begin LISTED RECORDS

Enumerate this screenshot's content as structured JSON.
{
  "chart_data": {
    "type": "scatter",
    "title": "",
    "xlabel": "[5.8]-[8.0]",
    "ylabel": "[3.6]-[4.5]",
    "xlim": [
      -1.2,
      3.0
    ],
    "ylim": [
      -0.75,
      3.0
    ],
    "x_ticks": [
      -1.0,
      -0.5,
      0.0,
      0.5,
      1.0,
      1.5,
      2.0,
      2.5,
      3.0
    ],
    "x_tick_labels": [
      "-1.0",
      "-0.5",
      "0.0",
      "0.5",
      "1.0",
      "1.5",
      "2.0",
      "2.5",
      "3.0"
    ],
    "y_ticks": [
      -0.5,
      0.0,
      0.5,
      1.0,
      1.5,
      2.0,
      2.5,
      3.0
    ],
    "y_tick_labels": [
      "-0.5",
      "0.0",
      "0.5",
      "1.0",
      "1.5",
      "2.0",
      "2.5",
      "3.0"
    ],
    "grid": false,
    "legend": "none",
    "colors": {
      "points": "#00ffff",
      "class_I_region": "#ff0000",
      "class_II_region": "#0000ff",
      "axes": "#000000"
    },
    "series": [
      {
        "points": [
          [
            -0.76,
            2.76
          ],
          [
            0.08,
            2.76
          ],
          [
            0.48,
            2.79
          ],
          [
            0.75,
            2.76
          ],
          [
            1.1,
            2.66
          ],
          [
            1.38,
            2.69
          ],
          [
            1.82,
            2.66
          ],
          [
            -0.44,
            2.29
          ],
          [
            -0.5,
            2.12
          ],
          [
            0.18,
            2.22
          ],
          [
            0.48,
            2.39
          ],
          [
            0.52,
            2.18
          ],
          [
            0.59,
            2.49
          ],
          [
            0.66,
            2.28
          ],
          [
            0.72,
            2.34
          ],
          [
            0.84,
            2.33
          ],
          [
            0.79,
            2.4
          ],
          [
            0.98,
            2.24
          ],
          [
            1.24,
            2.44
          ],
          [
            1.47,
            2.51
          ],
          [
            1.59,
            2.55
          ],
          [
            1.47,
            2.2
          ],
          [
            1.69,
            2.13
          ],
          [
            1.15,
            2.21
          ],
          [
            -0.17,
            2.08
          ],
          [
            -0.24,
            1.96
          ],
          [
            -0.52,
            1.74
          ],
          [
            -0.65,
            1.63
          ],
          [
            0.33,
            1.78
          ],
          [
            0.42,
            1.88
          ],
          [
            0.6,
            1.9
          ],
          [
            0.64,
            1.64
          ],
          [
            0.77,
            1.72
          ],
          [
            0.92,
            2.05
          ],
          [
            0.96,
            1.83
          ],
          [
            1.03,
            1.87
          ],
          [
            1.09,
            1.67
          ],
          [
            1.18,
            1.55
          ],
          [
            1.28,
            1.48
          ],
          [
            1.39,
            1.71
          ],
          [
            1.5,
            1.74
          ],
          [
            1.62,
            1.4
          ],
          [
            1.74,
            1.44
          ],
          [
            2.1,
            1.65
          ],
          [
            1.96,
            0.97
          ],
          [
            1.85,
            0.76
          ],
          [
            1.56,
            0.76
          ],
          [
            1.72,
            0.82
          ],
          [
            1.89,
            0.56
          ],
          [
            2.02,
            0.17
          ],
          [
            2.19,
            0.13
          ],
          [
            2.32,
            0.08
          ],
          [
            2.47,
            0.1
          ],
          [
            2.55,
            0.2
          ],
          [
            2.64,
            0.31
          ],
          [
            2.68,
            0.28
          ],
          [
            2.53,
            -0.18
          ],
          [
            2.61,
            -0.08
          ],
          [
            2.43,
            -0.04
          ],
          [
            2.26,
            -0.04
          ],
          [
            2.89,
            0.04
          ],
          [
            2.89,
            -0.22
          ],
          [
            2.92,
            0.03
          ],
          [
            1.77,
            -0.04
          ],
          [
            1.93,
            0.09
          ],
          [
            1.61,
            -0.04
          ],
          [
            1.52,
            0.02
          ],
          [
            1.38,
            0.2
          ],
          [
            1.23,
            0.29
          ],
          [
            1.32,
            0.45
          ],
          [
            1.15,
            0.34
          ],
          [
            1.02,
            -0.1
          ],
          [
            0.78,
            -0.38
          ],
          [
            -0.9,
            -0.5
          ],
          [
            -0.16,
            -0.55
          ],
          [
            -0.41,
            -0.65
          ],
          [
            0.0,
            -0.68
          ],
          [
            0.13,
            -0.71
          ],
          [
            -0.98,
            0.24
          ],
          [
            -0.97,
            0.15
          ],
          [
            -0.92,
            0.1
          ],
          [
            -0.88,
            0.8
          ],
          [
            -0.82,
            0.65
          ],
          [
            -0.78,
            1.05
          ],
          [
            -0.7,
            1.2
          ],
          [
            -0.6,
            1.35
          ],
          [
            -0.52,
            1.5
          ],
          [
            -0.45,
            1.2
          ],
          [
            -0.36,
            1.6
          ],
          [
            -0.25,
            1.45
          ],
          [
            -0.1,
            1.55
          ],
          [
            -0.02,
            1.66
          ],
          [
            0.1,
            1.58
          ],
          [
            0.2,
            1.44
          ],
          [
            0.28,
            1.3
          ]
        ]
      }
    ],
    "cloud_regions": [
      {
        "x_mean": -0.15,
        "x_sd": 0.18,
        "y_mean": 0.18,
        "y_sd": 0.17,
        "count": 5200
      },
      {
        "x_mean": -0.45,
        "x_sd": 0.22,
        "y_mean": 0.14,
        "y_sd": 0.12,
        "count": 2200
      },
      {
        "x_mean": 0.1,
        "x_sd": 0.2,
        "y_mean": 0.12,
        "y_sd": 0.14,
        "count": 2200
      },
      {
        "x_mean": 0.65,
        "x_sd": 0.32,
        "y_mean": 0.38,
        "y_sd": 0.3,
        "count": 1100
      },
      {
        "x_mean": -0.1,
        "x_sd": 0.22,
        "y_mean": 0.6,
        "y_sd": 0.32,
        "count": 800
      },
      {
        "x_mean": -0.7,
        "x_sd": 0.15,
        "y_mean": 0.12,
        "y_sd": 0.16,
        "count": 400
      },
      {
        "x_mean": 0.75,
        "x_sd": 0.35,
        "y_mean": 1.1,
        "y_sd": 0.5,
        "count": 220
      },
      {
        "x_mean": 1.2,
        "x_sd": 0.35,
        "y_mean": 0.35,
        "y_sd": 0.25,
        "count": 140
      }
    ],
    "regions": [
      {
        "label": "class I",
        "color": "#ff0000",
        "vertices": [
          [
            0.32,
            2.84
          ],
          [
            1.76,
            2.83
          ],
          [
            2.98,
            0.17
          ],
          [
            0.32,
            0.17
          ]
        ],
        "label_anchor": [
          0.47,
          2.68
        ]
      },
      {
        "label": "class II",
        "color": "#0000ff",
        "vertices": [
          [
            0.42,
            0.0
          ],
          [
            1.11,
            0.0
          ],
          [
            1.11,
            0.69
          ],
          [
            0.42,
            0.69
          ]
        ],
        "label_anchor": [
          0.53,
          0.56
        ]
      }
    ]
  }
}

end LISTED RECORDS

• [WHAT IS EXPECTED]
What do the records say? Quote them all exactly.

• [WRITTEN REPLY]
Enumerate this screenshot's content as structured JSON.
{
  "chart_data": {
    "type": "scatter",
    "title": "",
    "xlabel": "[5.8]-[8.0]",
    "ylabel": "[3.6]-[4.5]",
    "xlim": [
      -1.2,
      3.0
    ],
    "ylim": [
      -0.75,
      3.0
    ],
    "x_ticks": [
      -1.0,
      -0.5,
      0.0,
      0.5,
      1.0,
      1.5,
      2.0,
      2.5,
      3.0
    ],
    "x_tick_labels": [
      "-1.0",
      "-0.5",
      "0.0",
      "0.5",
      "1.0",
      "1.5",
      "2.0",
      "2.5",
      "3.0"
    ],
    "y_ticks": [
      -0.5,
      0.0,
      0.5,
      1.0,
      1.5,
      2.0,
      2.5,
      3.0
    ],
    "y_tick_labels": [
      "-0.5",
      "0.0",
      "0.5",
      "1.0",
      "1.5",
      "2.0",
      "2.5",
      "3.0"
    ],
    "grid": false,
    "legend": "none",
    "colors": {
      "points": "#00ffff",
      "class_I_region": "#ff0000",
      "class_II_region": "#0000ff",
      "axes": "#000000"
    },
    "series": [
      {
        "points": [
          [
            -0.76,
            2.76
          ],
          [
            0.08,
            2.76
          ],
          [
            0.48,
            2.79
          ],
          [
            0.75,
            2.76
          ],
          [
            1.1,
            2.66
          ],
          [
            1.38,
            2.69
          ],
          [
            1.82,
            2.66
          ],
          [
            -0.44,
            2.29
          ],
          [
            -0.5,
            2.12
          ],
          [
            0.18,
            2.22
          ],
          [
            0.48,
            2.39
          ],
          [
            0.52,
            2.18
          ],
          [
            0.59,
            2.49
          ],
          [
            0.66,
            2.28
          ],
          [
            0.72,
            2.34
          ],
          [
            0.84,
            2.33
          ],
          [
            0.79,
            2.4
          ],
          [
            0.98,
            2.24
          ],
          [
            1.24,
            2.44
          ],
          [
            1.47,
            2.51
          ],
          [
            1.59,
            2.55
          ],
          [
            1.47,
            2.2
          ],
          [
            1.69,
            2.13
          ],
          [
            1.15,
            2.21
          ],
          [
            -0.17,
            2.08
          ],
          [
            -0.24,
            1.96
          ],
          [
            -0.52,
            1.74
          ],
          [
            -0.65,
            1.63
          ],
          [
            0.33,
            1.78
          ],
          [
            0.42,
            1.88
          ],
          [
            0.6,
            1.9
          ],
          [
            0.64,
            1.64
          ],
          [
            0.77,
            1.72
          ],
          [
            0.92,
            2.05
          ],
          [
            0.96,
            1.83
          ],
          [
            1.03,
            1.87
          ],
          [
            1.09,
            1.67
          ],
          [
            1.18,
            1.55
          ],
          [
            1.28,
            1.48
          ],
          [
            1.39,
            1.71
          ],
          [
            1.5,
            1.74
          ],
          [
            1.62,
            1.4
          ],
          [
            1.74,
            1.44
          ],
          [
            2.1,
            1.65
          ],
          [
            1.96,
            0.97
          ],
          [
            1.85,
            0.76
          ],
          [
            1.56,
            0.76
          ],
          [
            1.72,
            0.82
          ],
          [
            1.89,
            0.56
          ],
          [
            2.02,
            0.17
          ],
          [
            2.19,
            0.13
          ],
          [
            2.32,
            0.08
          ],
          [
            2.47,
            0.1
          ],
          [
            2.55,
            0.2
          ],
          [
            2.64,
            0.31
          ],
          [
            2.68,
            0.28
          ],
          [
            2.53,
            -0.18
          ],
          [
            2.61,
            -0.08
          ],
          [
            2.43,
            -0.04
          ],
          [
            2.26,
            -0.04
          ],
          [
            2.89,
            0.04
          ],
          [
            2.89,
            -0.22
          ],
          [
            2.92,
            0.03
          ],
          [
            1.77,
            -0.04
          ],
          [
            1.93,
            0.09
          ],
          [
            1.61,
            -0.04
          ],
          [
            1.52,
            0.02
          ],
          [
            1.38,
            0.2
          ],
          [
            1.23,
            0.29
          ],
          [
            1.32,
            0.45
          ],
          [
            1.15,
            0.34
          ],
          [
            1.02,
            -0.1
          ],
          [
            0.78,
            -0.38
          ],
          [
            -0.9,
            -0.5
          ],
          [
            -0.16,
            -0.55
          ],
          [
            -0.41,
            -0.65
          ],
          [
            0.0,
            -0.68
          ],
          [
            0.13,
            -0.71
          ],
          [
            -0.98,
            0.24
          ],
          [
            -0.97,
            0.15
          ],
          [
            -0.92,
            0.1
          ],
          [
            -0.88,
            0.8
          ],
          [
            -0.82,
            0.65
          ],
          [
            -0.78,
            1.05
          ],
          [
            -0.7,
            1.2
          ],
          [
            -0.6,
            1.35
          ],
          [
            -0.52,
            1.5
          ],
          [
            -0.45,
            1.2
          ],
          [
            -0.36,
            1.6
          ],
          [
            -0.25,
            1.45
          ],
          [
            -0.1,
            1.55
          ],
          [
            -0.02,
            1.66
          ],
          [
            0.1,
            1.58
          ],
          [
            0.2,
            1.44
          ],
          [
            0.28,
            1.3
          ]
        ]
      }
    ],
    "cloud_regions": [
      {
        "x_mean": -0.15,
        "x_sd": 0.18,
        "y_mean": 0.18,
        "y_sd": 0.17,
        "count": 5200
      },
      {
        "x_mean": -0.45,
        "x_sd": 0.22,
        "y_mean": 0.14,
        "y_sd": 0.12,
        "count": 2200
      },
      {
        "x_mean": 0.1,
        "x_sd": 0.2,
        "y_mean": 0.12,
        "y_sd": 0.14,
        "count": 2200
      },
      {
        "x_mean": 0.65,
        "x_sd": 0.32,
        "y_mean": 0.38,
        "y_sd": 0.3,
        "count": 1100
      },
      {
        "x_mean": -0.1,
        "x_sd": 0.22,
        "y_mean": 0.6,
        "y_sd": 0.32,
        "count": 800
      },
      {
        "x_mean": -0.7,
        "x_sd": 0.15,
        "y_mean": 0.12,
        "y_sd": 0.16,
        "count": 400
      },
      {
        "x_mean": 0.75,
        "x_sd": 0.35,
        "y_mean": 1.1,
        "y_sd": 0.5,
        "count": 220
      },
      {
        "x_mean": 1.2,
        "x_sd": 0.35,
        "y_mean": 0.35,
        "y_sd": 0.25,
        "count": 140
      }
    ],
    "regions": [
      {
        "label": "class I",
        "color": "#ff0000",
        "vertices": [
          [
            0.32,
            2.84
          ],
          [
            1.76,
            2.83
          ],
          [
            2.98,
            0.17
          ],
          [
            0.32,
            0.17
          ]
        ],
        "label_anchor": [
          0.47,
          2.68
        ]
      },
      {
        "label": "class II",
        "color": "#0000ff",
        "vertices": [
          [
            0.42,
            0.0
          ],
          [
            1.11,
            0.0
          ],
          [
            1.11,
            0.69
          ],
          [
            0.42,
            0.69
          ]
        ],
        "label_anchor": [
          0.53,
          0.56
        ]
      }
    ]
  }
}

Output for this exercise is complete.